Exercise goal: Repeat every line of the listing below exactly, minus the pictures.

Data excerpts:
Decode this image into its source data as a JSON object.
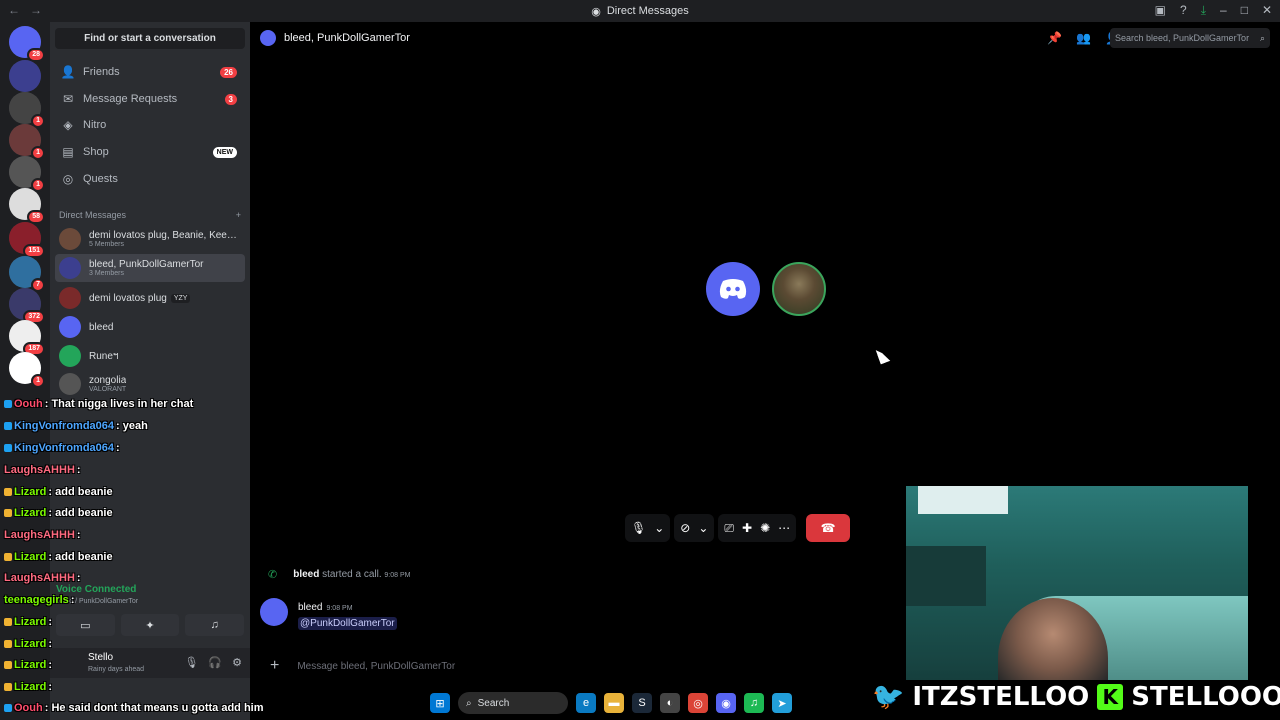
{
  "titlebar": {
    "title": "Direct Messages"
  },
  "sidebar": {
    "find_label": "Find or start a conversation",
    "nav": [
      {
        "label": "Friends",
        "count": "26"
      },
      {
        "label": "Message Requests",
        "count": "3"
      },
      {
        "label": "Nitro"
      },
      {
        "label": "Shop",
        "badge": "NEW"
      },
      {
        "label": "Quests"
      }
    ],
    "dm_header": "Direct Messages",
    "dms": [
      {
        "name": "demi lovatos plug, Beanie, Keep...",
        "sub": "5 Members"
      },
      {
        "name": "bleed, PunkDollGamerTor",
        "sub": "3 Members"
      },
      {
        "name": "demi lovatos plug",
        "tag": "YZY"
      },
      {
        "name": "bleed"
      },
      {
        "name": "Runeฯ"
      },
      {
        "name": "zongolia",
        "sub": "VALORANT"
      }
    ],
    "voice": {
      "title": "Voice Connected",
      "sub": "bleed / PunkDollGamerTor"
    },
    "user": {
      "name": "Stello",
      "status": "Rainy days ahead"
    }
  },
  "rail_badges": [
    "28",
    "1",
    "1",
    "1",
    "1",
    "58",
    "151",
    "7",
    "372",
    "187",
    "1"
  ],
  "main": {
    "header_title": "bleed, PunkDollGamerTor",
    "search_placeholder": "Search bleed, PunkDollGamerTor",
    "system_msg": {
      "user": "bleed",
      "text": "started a call.",
      "time": "9:08 PM"
    },
    "message": {
      "user": "bleed",
      "time": "9:08 PM",
      "mention": "@PunkDollGamerTor"
    },
    "composer_placeholder": "Message bleed, PunkDollGamerTor"
  },
  "overlay_chat": [
    {
      "name": "Oouh",
      "text": ": That nigga lives in her chat",
      "color": "#ff4d6d"
    },
    {
      "name": "KingVonfromda064",
      "text": ": yeah",
      "color": "#4da6ff"
    },
    {
      "name": "KingVonfromda064",
      "text": ":",
      "color": "#4da6ff"
    },
    {
      "name": "LaughsAHHH",
      "text": ":",
      "color": "#ff6b81"
    },
    {
      "name": "Lizard",
      "text": ": add beanie",
      "color": "#7cfc00"
    },
    {
      "name": "Lizard",
      "text": ": add beanie",
      "color": "#7cfc00"
    },
    {
      "name": "LaughsAHHH",
      "text": ":",
      "color": "#ff6b81"
    },
    {
      "name": "Lizard",
      "text": ": add beanie",
      "color": "#7cfc00"
    },
    {
      "name": "LaughsAHHH",
      "text": ":",
      "color": "#ff6b81"
    },
    {
      "name": "teenagegirls",
      "text": ":",
      "color": "#7cfc00"
    },
    {
      "name": "Lizard",
      "text": ":",
      "color": "#7cfc00"
    },
    {
      "name": "Lizard",
      "text": ":",
      "color": "#7cfc00"
    },
    {
      "name": "Lizard",
      "text": ":",
      "color": "#7cfc00"
    },
    {
      "name": "Lizard",
      "text": ":",
      "color": "#7cfc00"
    },
    {
      "name": "Oouh",
      "text": ": He said dont that means u gotta add him",
      "color": "#ff4d6d"
    }
  ],
  "banner": {
    "twitter": "ITZSTELLOO",
    "kick": "STELLOOO"
  },
  "taskbar": {
    "search_label": "Search"
  }
}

Reply:
Decode this image into its source data as a JSON object.
{
  "titlebar": {
    "title": "Direct Messages"
  },
  "sidebar": {
    "find_label": "Find or start a conversation",
    "nav": [
      {
        "label": "Friends",
        "count": "26"
      },
      {
        "label": "Message Requests",
        "count": "3"
      },
      {
        "label": "Nitro"
      },
      {
        "label": "Shop",
        "badge": "NEW"
      },
      {
        "label": "Quests"
      }
    ],
    "dm_header": "Direct Messages",
    "dms": [
      {
        "name": "demi lovatos plug, Beanie, Keep...",
        "sub": "5 Members"
      },
      {
        "name": "bleed, PunkDollGamerTor",
        "sub": "3 Members"
      },
      {
        "name": "demi lovatos plug",
        "tag": "YZY"
      },
      {
        "name": "bleed"
      },
      {
        "name": "Runeฯ"
      },
      {
        "name": "zongolia",
        "sub": "VALORANT"
      }
    ],
    "voice": {
      "title": "Voice Connected",
      "sub": "bleed / PunkDollGamerTor"
    },
    "user": {
      "name": "Stello",
      "status": "Rainy days ahead"
    }
  },
  "rail_badges": [
    "28",
    "1",
    "1",
    "1",
    "1",
    "58",
    "151",
    "7",
    "372",
    "187",
    "1"
  ],
  "main": {
    "header_title": "bleed, PunkDollGamerTor",
    "search_placeholder": "Search bleed, PunkDollGamerTor",
    "system_msg": {
      "user": "bleed",
      "text": "started a call.",
      "time": "9:08 PM"
    },
    "message": {
      "user": "bleed",
      "time": "9:08 PM",
      "mention": "@PunkDollGamerTor"
    },
    "composer_placeholder": "Message bleed, PunkDollGamerTor"
  },
  "overlay_chat": [
    {
      "name": "Oouh",
      "text": ": That nigga lives in her chat",
      "color": "#ff4d6d"
    },
    {
      "name": "KingVonfromda064",
      "text": ": yeah",
      "color": "#4da6ff"
    },
    {
      "name": "KingVonfromda064",
      "text": ":",
      "color": "#4da6ff"
    },
    {
      "name": "LaughsAHHH",
      "text": ":",
      "color": "#ff6b81"
    },
    {
      "name": "Lizard",
      "text": ": add beanie",
      "color": "#7cfc00"
    },
    {
      "name": "Lizard",
      "text": ": add beanie",
      "color": "#7cfc00"
    },
    {
      "name": "LaughsAHHH",
      "text": ":",
      "color": "#ff6b81"
    },
    {
      "name": "Lizard",
      "text": ": add beanie",
      "color": "#7cfc00"
    },
    {
      "name": "LaughsAHHH",
      "text": ":",
      "color": "#ff6b81"
    },
    {
      "name": "teenagegirls",
      "text": ":",
      "color": "#7cfc00"
    },
    {
      "name": "Lizard",
      "text": ":",
      "color": "#7cfc00"
    },
    {
      "name": "Lizard",
      "text": ":",
      "color": "#7cfc00"
    },
    {
      "name": "Lizard",
      "text": ":",
      "color": "#7cfc00"
    },
    {
      "name": "Lizard",
      "text": ":",
      "color": "#7cfc00"
    },
    {
      "name": "Oouh",
      "text": ": He said dont that means u gotta add him",
      "color": "#ff4d6d"
    }
  ],
  "banner": {
    "twitter": "ITZSTELLOO",
    "kick": "STELLOOO"
  },
  "taskbar": {
    "search_label": "Search"
  }
}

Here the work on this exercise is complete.